▸ Aim
Leave the pictures out and print every record below exactly as it stands.

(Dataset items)
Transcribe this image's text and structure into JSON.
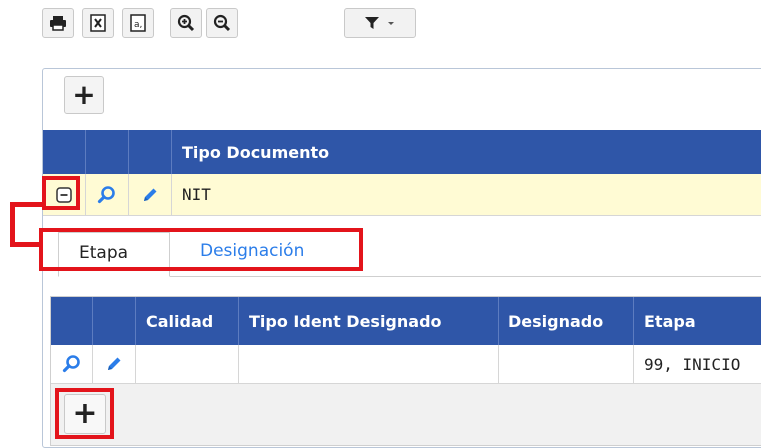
{
  "toolbar": {
    "buttons": [
      {
        "icon": "print-icon"
      },
      {
        "icon": "excel-export-icon"
      },
      {
        "icon": "text-export-icon"
      },
      {
        "icon": "zoom-in-icon"
      },
      {
        "icon": "zoom-out-icon"
      },
      {
        "icon": "filter-icon"
      }
    ]
  },
  "master": {
    "add_label": "+",
    "columns": [
      "Tipo Documento"
    ],
    "rows": [
      {
        "tipo_documento": "NIT"
      }
    ]
  },
  "tabs": [
    {
      "label": "Etapa",
      "active": true
    },
    {
      "label": "Designación",
      "active": false
    }
  ],
  "detail": {
    "columns": [
      "Calidad",
      "Tipo Ident Designado",
      "Designado",
      "Etapa"
    ],
    "rows": [
      {
        "calidad": "",
        "tipo_ident_designado": "",
        "designado": "",
        "etapa": "99, INICIO"
      }
    ],
    "add_label": "+"
  },
  "colors": {
    "header_bg": "#2f56a8",
    "selected_row_bg": "#fffbd4",
    "highlight_red": "#e3141b",
    "link_blue": "#2b7de9"
  }
}
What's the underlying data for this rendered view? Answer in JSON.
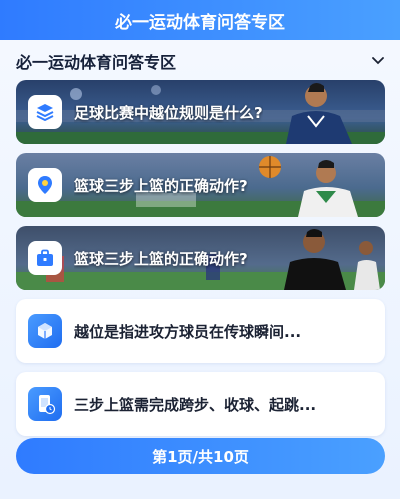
{
  "header": {
    "title": "必一运动体育问答专区"
  },
  "section": {
    "title": "必一运动体育问答专区"
  },
  "cards": [
    {
      "label": "足球比赛中越位规则是什么?",
      "icon": "layers-icon"
    },
    {
      "label": "篮球三步上篮的正确动作?",
      "icon": "location-pin-icon"
    },
    {
      "label": "篮球三步上篮的正确动作?",
      "icon": "briefcase-icon"
    },
    {
      "label": "越位是指进攻方球员在传球瞬间...",
      "icon": "cube-icon"
    },
    {
      "label": "三步上篮需完成跨步、收球、起跳...",
      "icon": "phone-clock-icon"
    }
  ],
  "pager": {
    "label": "第1页/共10页"
  },
  "colors": {
    "accent": "#2f7bff",
    "accent_light": "#4aa0ff"
  }
}
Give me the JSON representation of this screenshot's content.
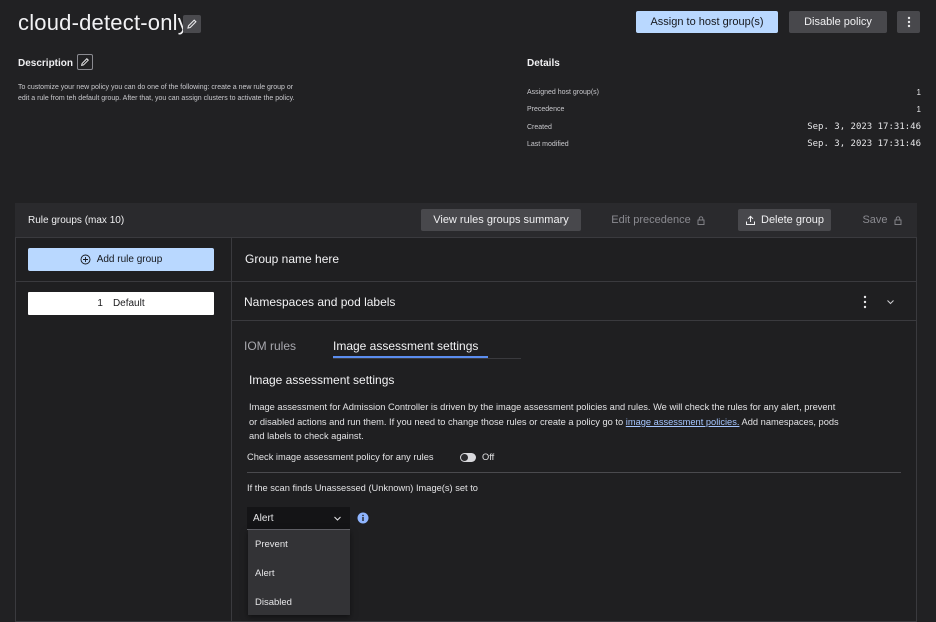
{
  "header": {
    "title": "cloud-detect-only",
    "assign_label": "Assign to host group(s)",
    "disable_label": "Disable policy"
  },
  "description": {
    "heading": "Description",
    "text_line1": "To customize your new policy you can do one of the following: create a new rule group or",
    "text_line2": "edit a rule from teh default group. After that, you can assign clusters to activate the policy."
  },
  "details": {
    "heading": "Details",
    "rows": [
      {
        "key": "Assigned host group(s)",
        "value": "1"
      },
      {
        "key": "Precedence",
        "value": "1"
      },
      {
        "key": "Created",
        "value": "Sep. 3, 2023 17:31:46"
      },
      {
        "key": "Last modified",
        "value": "Sep. 3, 2023 17:31:46"
      }
    ]
  },
  "rule_groups": {
    "title": "Rule groups (max 10)",
    "view_summary_label": "View rules groups summary",
    "edit_precedence_label": "Edit precedence",
    "delete_label": "Delete group",
    "save_label": "Save",
    "add_label": "Add rule group",
    "items": [
      {
        "number": "1",
        "name": "Default"
      }
    ]
  },
  "group": {
    "name": "Group name here",
    "section_title": "Namespaces and pod labels",
    "tabs": [
      "IOM rules",
      "Image assessment settings"
    ],
    "active_tab": "Image assessment settings"
  },
  "image_assessment": {
    "heading": "Image assessment settings",
    "para_line1": "Image assessment for Admission Controller is driven by the image assessment policies and rules. We will check the rules for any alert, prevent",
    "para_line2_pre": "or disabled actions and run them. If you need to change those rules or create a policy go to ",
    "para_link": "image assessment policies.",
    "para_line2_post": " Add namespaces, pods",
    "para_line3": "and labels to check against.",
    "check_label": "Check image assessment policy for any rules",
    "toggle_state": "Off",
    "unassessed_label": "If the scan finds Unassessed (Unknown) Image(s) set to",
    "select_value": "Alert",
    "options": [
      "Prevent",
      "Alert",
      "Disabled"
    ]
  },
  "colors": {
    "background": "#212123",
    "primary_button": "#b9d8ff",
    "tab_underline": "#5b8def",
    "link": "#a6c6ff",
    "info_icon": "#8fb5ff"
  }
}
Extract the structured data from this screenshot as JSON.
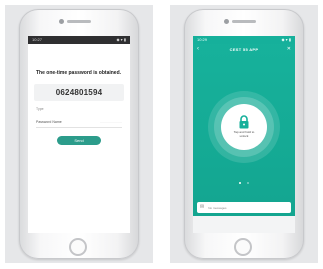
{
  "left_phone": {
    "status": {
      "time": "10:27",
      "icons": "◆ ▾ ▮"
    },
    "title": "The one-time password is obtained.",
    "otp_value": "0624801594",
    "small_label": "Type",
    "password_label": "Password Name",
    "password_placeholder": "······················",
    "note": "",
    "send_button": "Send"
  },
  "right_phone": {
    "status": {
      "time": "10:29",
      "icons": "◆ ▾ ▮"
    },
    "title": "CEST 55 APP",
    "subtitle": "",
    "unlock_text": "Tap and hold to unlock",
    "messages_label": "No messages"
  },
  "colors": {
    "accent_teal": "#16b09b",
    "button_teal": "#2c9c8b",
    "status_dark": "#2f2f31"
  },
  "icons": [
    "back-icon",
    "close-icon",
    "lock-icon",
    "message-icon"
  ]
}
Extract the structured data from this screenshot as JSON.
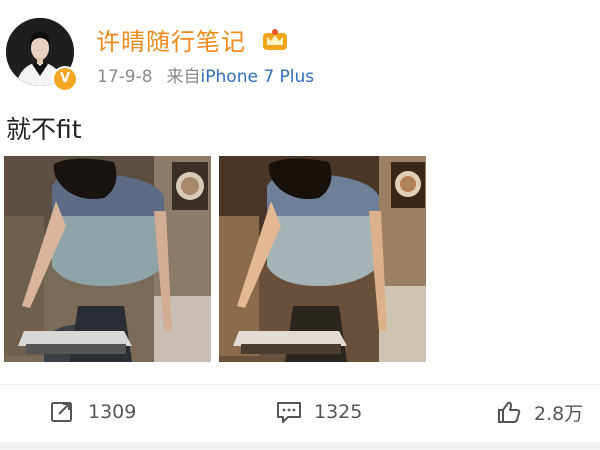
{
  "author": {
    "name": "许晴随行笔记",
    "verified_badge": "V",
    "avatar_icon": "avatar-portrait",
    "vip_icon": "crown-badge-icon"
  },
  "meta": {
    "date": "17-9-8",
    "source_prefix": "来自",
    "source_device": "iPhone 7 Plus"
  },
  "post": {
    "text": "就不fit",
    "images": [
      "photo-1",
      "photo-2"
    ]
  },
  "actions": {
    "repost_count": "1309",
    "comment_count": "1325",
    "like_count": "2.8万"
  },
  "colors": {
    "username": "#ee8a1a",
    "link": "#2f6fbf",
    "meta_gray": "#8a8a8a",
    "badge": "#f5a623"
  }
}
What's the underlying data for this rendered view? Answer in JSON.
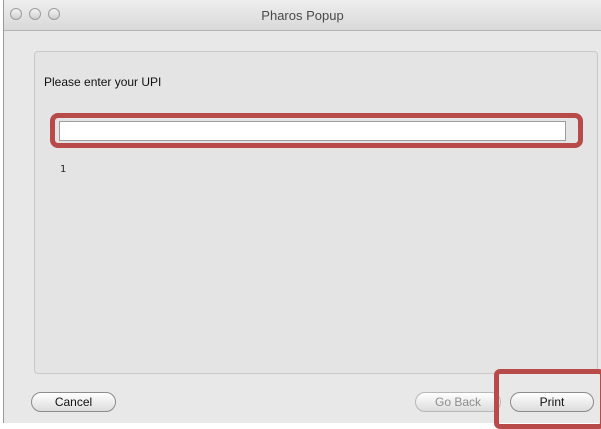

▸ Correct output
Transcribe this image's text and structure into JSON.
{
  "toolbar": {
    "buttons": [
      {
        "icon": "print-icon"
      },
      {
        "icon": "excel-export-icon"
      },
      {
        "icon": "text-export-icon"
      },
      {
        "icon": "zoom-in-icon"
      },
      {
        "icon": "zoom-out-icon"
      },
      {
        "icon": "filter-icon"
      }
    ]
  },
  "master": {
    "add_label": "+",
    "columns": [
      "Tipo Documento"
    ],
    "rows": [
      {
        "tipo_documento": "NIT"
      }
    ]
  },
  "tabs": [
    {
      "label": "Etapa",
      "active": true
    },
    {
      "label": "Designación",
      "active": false
    }
  ],
  "detail": {
    "columns": [
      "Calidad",
      "Tipo Ident Designado",
      "Designado",
      "Etapa"
    ],
    "rows": [
      {
        "calidad": "",
        "tipo_ident_designado": "",
        "designado": "",
        "etapa": "99, INICIO"
      }
    ],
    "add_label": "+"
  },
  "colors": {
    "header_bg": "#2f56a8",
    "selected_row_bg": "#fffbd4",
    "highlight_red": "#e3141b",
    "link_blue": "#2b7de9"
  }
}
What's the underlying data for this rendered view? Answer in JSON.
{
  "header": {
    "title": "必一运动体育问答专区"
  },
  "section": {
    "title": "必一运动体育问答专区"
  },
  "cards": [
    {
      "label": "足球比赛中越位规则是什么?",
      "icon": "layers-icon"
    },
    {
      "label": "篮球三步上篮的正确动作?",
      "icon": "location-pin-icon"
    },
    {
      "label": "篮球三步上篮的正确动作?",
      "icon": "briefcase-icon"
    },
    {
      "label": "越位是指进攻方球员在传球瞬间...",
      "icon": "cube-icon"
    },
    {
      "label": "三步上篮需完成跨步、收球、起跳...",
      "icon": "phone-clock-icon"
    }
  ],
  "pager": {
    "label": "第1页/共10页"
  },
  "colors": {
    "accent": "#2f7bff",
    "accent_light": "#4aa0ff"
  }
}
Give me the JSON representation of this screenshot's content.
{
  "header": {
    "title": "cloud-detect-only",
    "assign_label": "Assign to host group(s)",
    "disable_label": "Disable policy"
  },
  "description": {
    "heading": "Description",
    "text_line1": "To customize your new policy you can do one of the following: create a new rule group or",
    "text_line2": "edit a rule from teh default group. After that, you can assign clusters to activate the policy."
  },
  "details": {
    "heading": "Details",
    "rows": [
      {
        "key": "Assigned host group(s)",
        "value": "1"
      },
      {
        "key": "Precedence",
        "value": "1"
      },
      {
        "key": "Created",
        "value": "Sep. 3, 2023 17:31:46"
      },
      {
        "key": "Last modified",
        "value": "Sep. 3, 2023 17:31:46"
      }
    ]
  },
  "rule_groups": {
    "title": "Rule groups (max 10)",
    "view_summary_label": "View rules groups summary",
    "edit_precedence_label": "Edit precedence",
    "delete_label": "Delete group",
    "save_label": "Save",
    "add_label": "Add rule group",
    "items": [
      {
        "number": "1",
        "name": "Default"
      }
    ]
  },
  "group": {
    "name": "Group name here",
    "section_title": "Namespaces and pod labels",
    "tabs": [
      "IOM rules",
      "Image assessment settings"
    ],
    "active_tab": "Image assessment settings"
  },
  "image_assessment": {
    "heading": "Image assessment settings",
    "para_line1": "Image assessment for Admission Controller is driven by the image assessment policies and rules. We will check the rules for any alert, prevent",
    "para_line2_pre": "or disabled actions and run them. If you need to change those rules or create a policy go to ",
    "para_link": "image assessment policies.",
    "para_line2_post": " Add namespaces, pods",
    "para_line3": "and labels to check against.",
    "check_label": "Check image assessment policy for any rules",
    "toggle_state": "Off",
    "unassessed_label": "If the scan finds Unassessed (Unknown) Image(s) set to",
    "select_value": "Alert",
    "options": [
      "Prevent",
      "Alert",
      "Disabled"
    ]
  },
  "colors": {
    "background": "#212123",
    "primary_button": "#b9d8ff",
    "tab_underline": "#5b8def",
    "link": "#a6c6ff",
    "info_icon": "#8fb5ff"
  }
}
Extract the structured data from this screenshot as JSON.
{
  "left_phone": {
    "status": {
      "time": "10:27",
      "icons": "◆ ▾ ▮"
    },
    "title": "The one-time password is obtained.",
    "otp_value": "0624801594",
    "small_label": "Type",
    "password_label": "Password Name",
    "password_placeholder": "······················",
    "note": "",
    "send_button": "Send"
  },
  "right_phone": {
    "status": {
      "time": "10:29",
      "icons": "◆ ▾ ▮"
    },
    "title": "CEST 55 APP",
    "subtitle": "",
    "unlock_text": "Tap and hold to unlock",
    "messages_label": "No messages"
  },
  "colors": {
    "accent_teal": "#16b09b",
    "button_teal": "#2c9c8b",
    "status_dark": "#2f2f31"
  },
  "icons": [
    "back-icon",
    "close-icon",
    "lock-icon",
    "message-icon"
  ]
}
Extract the structured data from this screenshot as JSON.
{
  "author": {
    "name": "许晴随行笔记",
    "verified_badge": "V",
    "avatar_icon": "avatar-portrait",
    "vip_icon": "crown-badge-icon"
  },
  "meta": {
    "date": "17-9-8",
    "source_prefix": "来自",
    "source_device": "iPhone 7 Plus"
  },
  "post": {
    "text": "就不fit",
    "images": [
      "photo-1",
      "photo-2"
    ]
  },
  "actions": {
    "repost_count": "1309",
    "comment_count": "1325",
    "like_count": "2.8万"
  },
  "colors": {
    "username": "#ee8a1a",
    "link": "#2f6fbf",
    "meta_gray": "#8a8a8a",
    "badge": "#f5a623"
  }
}
What's the underlying data for this rendered view? Answer in JSON.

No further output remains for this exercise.